---------- MATERIAL TO PROCESS ----------

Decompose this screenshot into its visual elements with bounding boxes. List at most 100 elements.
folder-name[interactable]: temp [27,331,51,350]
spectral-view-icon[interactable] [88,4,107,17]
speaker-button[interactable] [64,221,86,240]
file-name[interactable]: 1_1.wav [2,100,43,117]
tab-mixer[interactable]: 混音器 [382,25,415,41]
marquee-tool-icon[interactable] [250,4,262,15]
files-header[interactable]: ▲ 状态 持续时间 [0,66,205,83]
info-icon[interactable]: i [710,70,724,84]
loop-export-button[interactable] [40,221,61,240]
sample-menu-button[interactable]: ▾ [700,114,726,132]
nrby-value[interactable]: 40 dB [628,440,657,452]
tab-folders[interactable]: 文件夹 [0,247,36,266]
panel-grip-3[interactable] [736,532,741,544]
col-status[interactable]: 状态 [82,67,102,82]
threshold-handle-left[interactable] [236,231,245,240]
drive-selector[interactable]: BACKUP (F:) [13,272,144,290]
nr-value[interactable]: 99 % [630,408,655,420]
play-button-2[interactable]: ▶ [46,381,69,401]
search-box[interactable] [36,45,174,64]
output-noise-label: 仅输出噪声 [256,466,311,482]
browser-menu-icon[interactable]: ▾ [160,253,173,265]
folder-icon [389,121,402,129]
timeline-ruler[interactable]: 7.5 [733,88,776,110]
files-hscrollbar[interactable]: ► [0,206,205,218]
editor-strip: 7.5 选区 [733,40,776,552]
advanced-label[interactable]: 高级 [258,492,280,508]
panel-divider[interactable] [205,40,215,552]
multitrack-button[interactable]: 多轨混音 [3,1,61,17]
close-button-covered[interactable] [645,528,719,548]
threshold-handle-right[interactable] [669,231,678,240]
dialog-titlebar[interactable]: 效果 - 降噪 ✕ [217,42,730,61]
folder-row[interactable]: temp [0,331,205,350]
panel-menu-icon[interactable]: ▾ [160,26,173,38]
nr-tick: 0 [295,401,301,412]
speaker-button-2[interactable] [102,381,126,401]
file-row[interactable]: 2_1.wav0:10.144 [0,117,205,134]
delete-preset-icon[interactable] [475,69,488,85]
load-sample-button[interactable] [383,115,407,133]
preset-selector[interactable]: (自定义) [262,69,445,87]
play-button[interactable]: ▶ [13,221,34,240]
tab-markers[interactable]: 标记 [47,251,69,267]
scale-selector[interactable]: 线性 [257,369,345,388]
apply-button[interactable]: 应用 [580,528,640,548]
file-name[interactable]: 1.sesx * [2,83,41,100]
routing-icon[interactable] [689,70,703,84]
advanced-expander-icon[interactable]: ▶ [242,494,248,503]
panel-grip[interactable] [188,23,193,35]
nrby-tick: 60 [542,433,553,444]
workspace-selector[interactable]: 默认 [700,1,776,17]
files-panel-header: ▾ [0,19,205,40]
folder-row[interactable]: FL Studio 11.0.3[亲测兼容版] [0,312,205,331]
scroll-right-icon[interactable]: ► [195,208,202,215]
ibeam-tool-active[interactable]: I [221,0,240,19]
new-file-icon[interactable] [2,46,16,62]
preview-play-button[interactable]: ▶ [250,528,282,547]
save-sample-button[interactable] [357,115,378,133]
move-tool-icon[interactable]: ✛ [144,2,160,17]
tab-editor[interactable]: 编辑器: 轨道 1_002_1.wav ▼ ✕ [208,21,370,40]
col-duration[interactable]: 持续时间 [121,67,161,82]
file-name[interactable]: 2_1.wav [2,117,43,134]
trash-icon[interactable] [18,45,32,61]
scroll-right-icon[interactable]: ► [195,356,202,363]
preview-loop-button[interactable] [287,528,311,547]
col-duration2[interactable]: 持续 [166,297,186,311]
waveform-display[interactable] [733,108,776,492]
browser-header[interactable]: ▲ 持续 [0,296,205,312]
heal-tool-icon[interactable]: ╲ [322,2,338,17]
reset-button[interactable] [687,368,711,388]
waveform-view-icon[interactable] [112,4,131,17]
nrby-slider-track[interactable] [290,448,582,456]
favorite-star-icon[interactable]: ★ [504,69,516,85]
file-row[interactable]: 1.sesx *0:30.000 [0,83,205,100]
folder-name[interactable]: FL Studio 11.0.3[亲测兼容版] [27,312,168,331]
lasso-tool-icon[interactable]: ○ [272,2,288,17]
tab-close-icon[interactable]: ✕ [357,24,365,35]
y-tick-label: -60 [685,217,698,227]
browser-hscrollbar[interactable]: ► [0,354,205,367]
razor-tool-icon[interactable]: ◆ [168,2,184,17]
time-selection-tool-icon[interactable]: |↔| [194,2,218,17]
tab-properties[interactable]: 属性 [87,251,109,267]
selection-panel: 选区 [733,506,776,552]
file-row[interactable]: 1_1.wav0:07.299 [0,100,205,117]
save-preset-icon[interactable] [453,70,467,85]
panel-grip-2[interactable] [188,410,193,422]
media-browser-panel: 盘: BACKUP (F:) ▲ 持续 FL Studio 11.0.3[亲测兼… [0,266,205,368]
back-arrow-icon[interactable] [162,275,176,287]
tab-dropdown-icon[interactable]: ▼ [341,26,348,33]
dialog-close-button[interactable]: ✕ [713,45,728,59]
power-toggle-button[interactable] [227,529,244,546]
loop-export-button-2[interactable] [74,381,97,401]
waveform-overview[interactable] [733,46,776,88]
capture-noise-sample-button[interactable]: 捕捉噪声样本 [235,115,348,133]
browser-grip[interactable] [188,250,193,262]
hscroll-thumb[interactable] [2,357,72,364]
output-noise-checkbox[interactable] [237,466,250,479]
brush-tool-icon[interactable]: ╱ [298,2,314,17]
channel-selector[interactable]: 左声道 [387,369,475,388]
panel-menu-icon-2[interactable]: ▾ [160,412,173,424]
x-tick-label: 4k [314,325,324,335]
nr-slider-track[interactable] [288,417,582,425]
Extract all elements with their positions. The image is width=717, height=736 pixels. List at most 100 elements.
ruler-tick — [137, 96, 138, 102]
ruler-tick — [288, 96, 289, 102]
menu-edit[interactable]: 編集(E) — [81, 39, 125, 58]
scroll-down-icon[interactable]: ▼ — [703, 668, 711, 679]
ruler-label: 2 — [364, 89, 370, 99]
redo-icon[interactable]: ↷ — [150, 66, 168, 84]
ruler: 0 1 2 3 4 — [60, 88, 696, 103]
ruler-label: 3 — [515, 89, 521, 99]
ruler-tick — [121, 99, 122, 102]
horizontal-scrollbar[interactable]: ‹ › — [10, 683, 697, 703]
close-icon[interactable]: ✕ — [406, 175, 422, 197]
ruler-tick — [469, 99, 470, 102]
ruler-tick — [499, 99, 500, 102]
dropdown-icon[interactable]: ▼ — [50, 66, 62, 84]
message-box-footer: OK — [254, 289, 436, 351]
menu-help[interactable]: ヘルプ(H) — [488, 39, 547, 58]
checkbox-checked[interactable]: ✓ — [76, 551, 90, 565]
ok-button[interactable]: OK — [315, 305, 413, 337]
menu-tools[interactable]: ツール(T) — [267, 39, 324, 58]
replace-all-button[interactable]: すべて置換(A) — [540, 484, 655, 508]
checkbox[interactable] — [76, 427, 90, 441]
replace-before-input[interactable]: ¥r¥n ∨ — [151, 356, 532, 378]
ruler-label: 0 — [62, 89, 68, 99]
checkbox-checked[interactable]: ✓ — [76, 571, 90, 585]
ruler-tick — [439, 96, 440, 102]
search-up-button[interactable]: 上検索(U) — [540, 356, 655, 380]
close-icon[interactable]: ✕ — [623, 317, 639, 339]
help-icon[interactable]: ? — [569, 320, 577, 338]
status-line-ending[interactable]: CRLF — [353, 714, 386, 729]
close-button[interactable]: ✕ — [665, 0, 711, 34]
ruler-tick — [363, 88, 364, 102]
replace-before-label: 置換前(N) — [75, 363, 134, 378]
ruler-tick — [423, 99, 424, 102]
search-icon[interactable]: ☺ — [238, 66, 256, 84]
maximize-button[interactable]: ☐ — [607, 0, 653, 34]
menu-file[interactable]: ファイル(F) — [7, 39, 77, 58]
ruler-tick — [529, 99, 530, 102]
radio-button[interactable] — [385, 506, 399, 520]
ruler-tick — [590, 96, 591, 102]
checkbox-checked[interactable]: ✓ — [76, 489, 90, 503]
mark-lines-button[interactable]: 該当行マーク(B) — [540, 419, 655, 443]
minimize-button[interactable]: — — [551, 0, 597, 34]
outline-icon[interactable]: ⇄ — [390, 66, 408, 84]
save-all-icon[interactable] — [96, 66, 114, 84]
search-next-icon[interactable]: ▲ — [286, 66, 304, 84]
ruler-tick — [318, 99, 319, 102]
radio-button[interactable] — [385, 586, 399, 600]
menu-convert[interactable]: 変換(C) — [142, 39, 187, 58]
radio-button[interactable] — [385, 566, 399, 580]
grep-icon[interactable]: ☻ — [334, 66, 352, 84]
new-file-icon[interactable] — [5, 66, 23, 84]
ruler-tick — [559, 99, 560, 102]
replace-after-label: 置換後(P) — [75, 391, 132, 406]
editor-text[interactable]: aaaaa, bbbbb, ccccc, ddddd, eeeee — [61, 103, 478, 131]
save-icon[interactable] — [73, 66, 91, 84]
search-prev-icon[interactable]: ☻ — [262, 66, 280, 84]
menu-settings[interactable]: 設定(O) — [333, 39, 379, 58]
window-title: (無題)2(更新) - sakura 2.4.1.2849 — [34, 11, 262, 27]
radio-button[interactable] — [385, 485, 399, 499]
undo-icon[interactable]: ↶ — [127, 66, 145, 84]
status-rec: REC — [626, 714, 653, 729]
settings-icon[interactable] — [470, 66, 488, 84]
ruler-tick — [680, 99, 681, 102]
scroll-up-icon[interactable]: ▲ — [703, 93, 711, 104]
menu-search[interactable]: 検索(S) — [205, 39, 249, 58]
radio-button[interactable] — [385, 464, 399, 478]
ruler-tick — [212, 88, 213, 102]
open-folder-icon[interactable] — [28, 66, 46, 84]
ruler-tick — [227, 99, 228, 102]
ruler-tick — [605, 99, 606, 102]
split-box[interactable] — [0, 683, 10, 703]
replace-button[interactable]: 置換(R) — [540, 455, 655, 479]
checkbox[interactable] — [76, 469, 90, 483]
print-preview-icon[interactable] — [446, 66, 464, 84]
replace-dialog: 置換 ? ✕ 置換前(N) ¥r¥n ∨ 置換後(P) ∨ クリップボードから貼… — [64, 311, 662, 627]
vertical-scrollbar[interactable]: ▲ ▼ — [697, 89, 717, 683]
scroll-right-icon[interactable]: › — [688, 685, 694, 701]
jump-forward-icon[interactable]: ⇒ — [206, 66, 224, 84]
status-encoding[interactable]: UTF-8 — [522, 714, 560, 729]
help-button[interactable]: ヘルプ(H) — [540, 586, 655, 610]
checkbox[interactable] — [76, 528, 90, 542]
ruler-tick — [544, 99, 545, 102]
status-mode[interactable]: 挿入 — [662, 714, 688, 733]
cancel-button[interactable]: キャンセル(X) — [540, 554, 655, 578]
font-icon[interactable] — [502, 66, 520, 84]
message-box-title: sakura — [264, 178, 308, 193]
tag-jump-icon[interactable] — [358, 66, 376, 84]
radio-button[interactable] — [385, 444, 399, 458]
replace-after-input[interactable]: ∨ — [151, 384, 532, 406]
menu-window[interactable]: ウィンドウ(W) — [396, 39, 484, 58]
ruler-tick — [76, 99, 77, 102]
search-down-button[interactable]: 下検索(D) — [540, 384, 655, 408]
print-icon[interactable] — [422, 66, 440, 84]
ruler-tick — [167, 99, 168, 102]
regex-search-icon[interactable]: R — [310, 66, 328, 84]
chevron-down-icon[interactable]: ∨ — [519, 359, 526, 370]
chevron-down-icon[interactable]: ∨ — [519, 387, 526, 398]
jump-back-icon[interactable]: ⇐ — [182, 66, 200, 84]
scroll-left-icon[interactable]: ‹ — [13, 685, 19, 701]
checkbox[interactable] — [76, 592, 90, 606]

----------

*WHAT IS NEEDED:* Convert the material, starting at its first line and ending at the line that contains "threshold-handle-left[interactable] [236,231,245,240]", into a Markdown table with the columns Row and Line, leaving out any blank lines.

*FULL SOLUTION:*
| Row | Line |
|---|---|
| 1 | Decompose this screenshot into its visual elements with bounding boxes. List at most 100 elements. |
| 2 | folder-name[interactable]: temp [27,331,51,350] |
| 3 | spectral-view-icon[interactable] [88,4,107,17] |
| 4 | speaker-button[interactable] [64,221,86,240] |
| 5 | file-name[interactable]: 1_1.wav [2,100,43,117] |
| 6 | tab-mixer[interactable]: 混音器 [382,25,415,41] |
| 7 | marquee-tool-icon[interactable] [250,4,262,15] |
| 8 | files-header[interactable]: ▲ 状态 持续时间 [0,66,205,83] |
| 9 | info-icon[interactable]: i [710,70,724,84] |
| 10 | loop-export-button[interactable] [40,221,61,240] |
| 11 | sample-menu-button[interactable]: ▾ [700,114,726,132] |
| 12 | nrby-value[interactable]: 40 dB [628,440,657,452] |
| 13 | tab-folders[interactable]: 文件夹 [0,247,36,266] |
| 14 | panel-grip-3[interactable] [736,532,741,544] |
| 15 | col-status[interactable]: 状态 [82,67,102,82] |
| 16 | threshold-handle-left[interactable] [236,231,245,240] |